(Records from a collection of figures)
-- BEGIN --
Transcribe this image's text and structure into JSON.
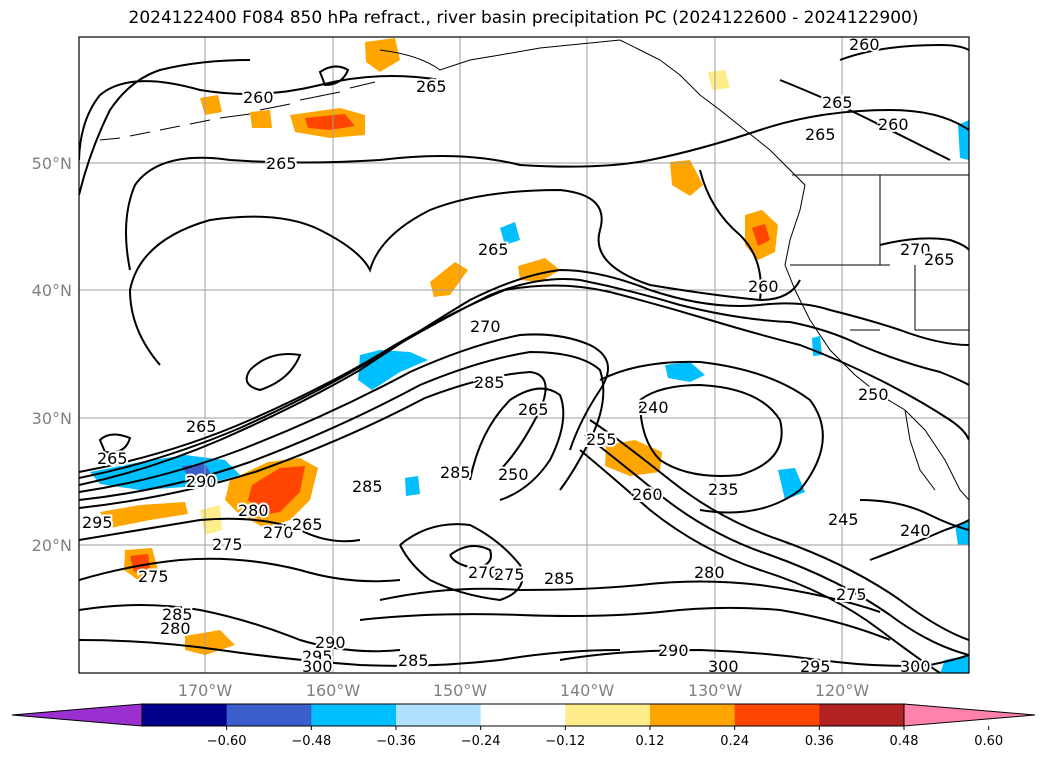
{
  "title": "2024122400 F084 850 hPa refract., river basin precipitation PC (2024122600 - 2024122900)",
  "map": {
    "lat_labels": [
      "50°N",
      "40°N",
      "30°N",
      "20°N"
    ],
    "lon_labels": [
      "170°W",
      "160°W",
      "150°W",
      "140°W",
      "130°W",
      "120°W"
    ],
    "contour_labels": [
      "260",
      "265",
      "260",
      "265",
      "265",
      "260",
      "265",
      "265",
      "260",
      "270",
      "270",
      "265",
      "285",
      "265",
      "265",
      "285",
      "250",
      "255",
      "240",
      "235",
      "260",
      "250",
      "290",
      "295",
      "285",
      "280",
      "275",
      "270",
      "265",
      "275",
      "285",
      "280",
      "290",
      "295",
      "300",
      "285",
      "270",
      "275",
      "285",
      "280",
      "290",
      "300",
      "295",
      "300",
      "245",
      "240",
      "275",
      "265"
    ]
  },
  "colorbar": {
    "colors": [
      "#9b30d0",
      "#00008b",
      "#3a5fcd",
      "#00bfff",
      "#b0e2ff",
      "#ffffff",
      "#ffec8b",
      "#ffa500",
      "#ff4500",
      "#b22222",
      "#ff82ab"
    ],
    "ticks": [
      "−0.60",
      "−0.48",
      "−0.36",
      "−0.24",
      "−0.12",
      "0.12",
      "0.24",
      "0.36",
      "0.48",
      "0.60"
    ]
  }
}
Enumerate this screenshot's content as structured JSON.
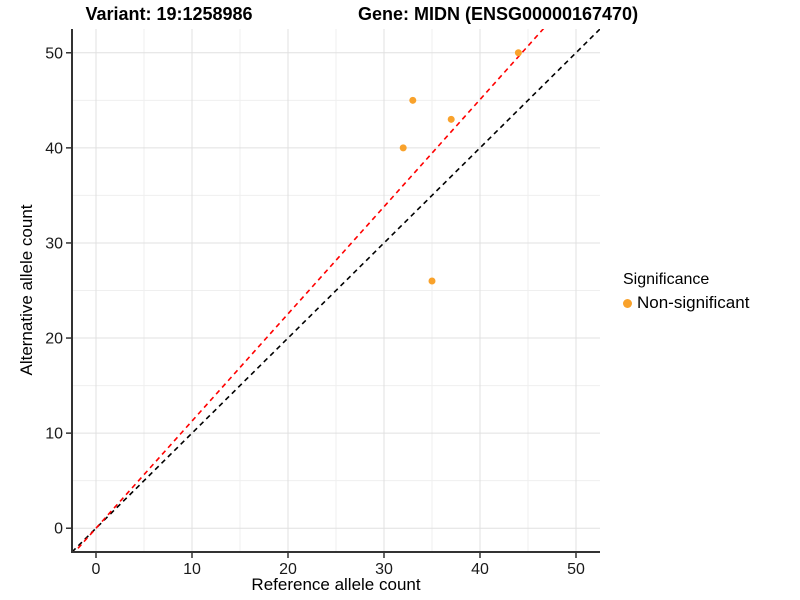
{
  "titles": {
    "variant": "Variant: 19:1258986",
    "gene": "Gene: MIDN (ENSG00000167470)"
  },
  "chart_data": {
    "type": "scatter",
    "xlabel": "Reference allele count",
    "ylabel": "Alternative allele count",
    "xlim": [
      -2.5,
      52.5
    ],
    "ylim": [
      -2.5,
      52.5
    ],
    "xticks": [
      0,
      10,
      20,
      30,
      40,
      50
    ],
    "yticks": [
      0,
      10,
      20,
      30,
      40,
      50
    ],
    "xminor": [
      5,
      15,
      25,
      35,
      45
    ],
    "yminor": [
      5,
      15,
      25,
      35,
      45
    ],
    "grid": "major+minor",
    "colors": {
      "point_orange": "#F9A22B",
      "ratio_line_red": "#FF0000",
      "identity_line_black": "#000000",
      "axis_line": "#333333",
      "grid_major": "#E0E0E0",
      "grid_minor": "#EFEFEF",
      "tick_label": "#1A1A1A"
    },
    "series": [
      {
        "name": "Non-significant",
        "marker": "circle",
        "color": "#F9A22B",
        "points": [
          [
            44,
            50
          ],
          [
            33,
            45
          ],
          [
            37,
            43
          ],
          [
            32,
            40
          ],
          [
            35,
            26
          ]
        ]
      }
    ],
    "lines": [
      {
        "name": "identity-line",
        "slope": 1.0,
        "intercept": 0,
        "style": "dashed",
        "color": "#000000"
      },
      {
        "name": "ratio-line",
        "slope": 1.127,
        "intercept": 0,
        "style": "dashed",
        "color": "#FF0000"
      }
    ],
    "legend": {
      "title": "Significance",
      "position": "right",
      "entries": [
        {
          "label": "Non-significant",
          "color": "#F9A22B",
          "marker": "circle"
        }
      ]
    }
  }
}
-- END --
Set task: Every line above should be returned word for word, with the pictures left behind.

Task answer:
Transcribe this image's text and structure into JSON.
{
  "title": "2024122400 F084 850 hPa refract., river basin precipitation PC (2024122600 - 2024122900)",
  "map": {
    "lat_labels": [
      "50°N",
      "40°N",
      "30°N",
      "20°N"
    ],
    "lon_labels": [
      "170°W",
      "160°W",
      "150°W",
      "140°W",
      "130°W",
      "120°W"
    ],
    "contour_labels": [
      "260",
      "265",
      "260",
      "265",
      "265",
      "260",
      "265",
      "265",
      "260",
      "270",
      "270",
      "265",
      "285",
      "265",
      "265",
      "285",
      "250",
      "255",
      "240",
      "235",
      "260",
      "250",
      "290",
      "295",
      "285",
      "280",
      "275",
      "270",
      "265",
      "275",
      "285",
      "280",
      "290",
      "295",
      "300",
      "285",
      "270",
      "275",
      "285",
      "280",
      "290",
      "300",
      "295",
      "300",
      "245",
      "240",
      "275",
      "265"
    ]
  },
  "colorbar": {
    "colors": [
      "#9b30d0",
      "#00008b",
      "#3a5fcd",
      "#00bfff",
      "#b0e2ff",
      "#ffffff",
      "#ffec8b",
      "#ffa500",
      "#ff4500",
      "#b22222",
      "#ff82ab"
    ],
    "ticks": [
      "−0.60",
      "−0.48",
      "−0.36",
      "−0.24",
      "−0.12",
      "0.12",
      "0.24",
      "0.36",
      "0.48",
      "0.60"
    ]
  }
}
Enumerate this screenshot's content as structured JSON.
{
  "titles": {
    "variant": "Variant: 19:1258986",
    "gene": "Gene: MIDN (ENSG00000167470)"
  },
  "chart_data": {
    "type": "scatter",
    "xlabel": "Reference allele count",
    "ylabel": "Alternative allele count",
    "xlim": [
      -2.5,
      52.5
    ],
    "ylim": [
      -2.5,
      52.5
    ],
    "xticks": [
      0,
      10,
      20,
      30,
      40,
      50
    ],
    "yticks": [
      0,
      10,
      20,
      30,
      40,
      50
    ],
    "xminor": [
      5,
      15,
      25,
      35,
      45
    ],
    "yminor": [
      5,
      15,
      25,
      35,
      45
    ],
    "grid": "major+minor",
    "colors": {
      "point_orange": "#F9A22B",
      "ratio_line_red": "#FF0000",
      "identity_line_black": "#000000",
      "axis_line": "#333333",
      "grid_major": "#E0E0E0",
      "grid_minor": "#EFEFEF",
      "tick_label": "#1A1A1A"
    },
    "series": [
      {
        "name": "Non-significant",
        "marker": "circle",
        "color": "#F9A22B",
        "points": [
          [
            44,
            50
          ],
          [
            33,
            45
          ],
          [
            37,
            43
          ],
          [
            32,
            40
          ],
          [
            35,
            26
          ]
        ]
      }
    ],
    "lines": [
      {
        "name": "identity-line",
        "slope": 1.0,
        "intercept": 0,
        "style": "dashed",
        "color": "#000000"
      },
      {
        "name": "ratio-line",
        "slope": 1.127,
        "intercept": 0,
        "style": "dashed",
        "color": "#FF0000"
      }
    ],
    "legend": {
      "title": "Significance",
      "position": "right",
      "entries": [
        {
          "label": "Non-significant",
          "color": "#F9A22B",
          "marker": "circle"
        }
      ]
    }
  }
}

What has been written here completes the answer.